*SET TASK*:
Give all of the lines again exactly as they read.

☆ ☆ ☆ ☆ ☆

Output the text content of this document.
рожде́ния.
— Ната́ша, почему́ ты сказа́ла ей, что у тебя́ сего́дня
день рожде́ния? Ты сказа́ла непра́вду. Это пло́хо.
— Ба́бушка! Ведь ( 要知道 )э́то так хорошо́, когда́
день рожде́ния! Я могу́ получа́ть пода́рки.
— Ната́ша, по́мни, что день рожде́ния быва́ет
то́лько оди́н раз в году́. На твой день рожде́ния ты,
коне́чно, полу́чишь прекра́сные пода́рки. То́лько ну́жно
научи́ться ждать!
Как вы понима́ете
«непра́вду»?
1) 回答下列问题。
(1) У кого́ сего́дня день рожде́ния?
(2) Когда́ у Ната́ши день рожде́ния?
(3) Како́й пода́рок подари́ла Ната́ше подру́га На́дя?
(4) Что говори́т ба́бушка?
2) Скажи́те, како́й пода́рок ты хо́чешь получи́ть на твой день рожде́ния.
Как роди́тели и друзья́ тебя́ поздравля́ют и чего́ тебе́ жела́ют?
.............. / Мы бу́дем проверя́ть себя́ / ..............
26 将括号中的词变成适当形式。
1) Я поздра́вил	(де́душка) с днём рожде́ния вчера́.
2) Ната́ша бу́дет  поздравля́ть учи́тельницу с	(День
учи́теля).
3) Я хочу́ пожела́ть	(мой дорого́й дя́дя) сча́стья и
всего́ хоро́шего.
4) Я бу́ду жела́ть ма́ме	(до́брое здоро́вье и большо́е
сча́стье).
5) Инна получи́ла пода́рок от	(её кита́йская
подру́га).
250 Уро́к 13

☆ ☆ ☆ ☆ ☆

*ANSWER FOR THIS EXERCISE*:
Output the text content of this document.
рожде́ния.
— Ната́ша, почему́ ты сказа́ла ей, что у тебя́ сего́дня
день рожде́ния? Ты сказа́ла непра́вду. Это пло́хо.
— Ба́бушка! Ведь ( 要知道 )э́то так хорошо́, когда́
день рожде́ния! Я могу́ получа́ть пода́рки.
— Ната́ша, по́мни, что день рожде́ния быва́ет
то́лько оди́н раз в году́. На твой день рожде́ния ты,
коне́чно, полу́чишь прекра́сные пода́рки. То́лько ну́жно
научи́ться ждать!
Как вы понима́ете
«непра́вду»?
1) 回答下列问题。
(1) У кого́ сего́дня день рожде́ния?
(2) Когда́ у Ната́ши день рожде́ния?
(3) Како́й пода́рок подари́ла Ната́ше подру́га На́дя?
(4) Что говори́т ба́бушка?
2) Скажи́те, како́й пода́рок ты хо́чешь получи́ть на твой день рожде́ния.
Как роди́тели и друзья́ тебя́ поздравля́ют и чего́ тебе́ жела́ют?
.............. / Мы бу́дем проверя́ть себя́ / ..............
26 将括号中的词变成适当形式。
1) Я поздра́вил	(де́душка) с днём рожде́ния вчера́.
2) Ната́ша бу́дет  поздравля́ть учи́тельницу с	(День
учи́теля).
3) Я хочу́ пожела́ть	(мой дорого́й дя́дя) сча́стья и
всего́ хоро́шего.
4) Я бу́ду жела́ть ма́ме	(до́брое здоро́вье и большо́е
сча́стье).
5) Инна получи́ла пода́рок от	(её кита́йская
подру́га).
250 Уро́к 13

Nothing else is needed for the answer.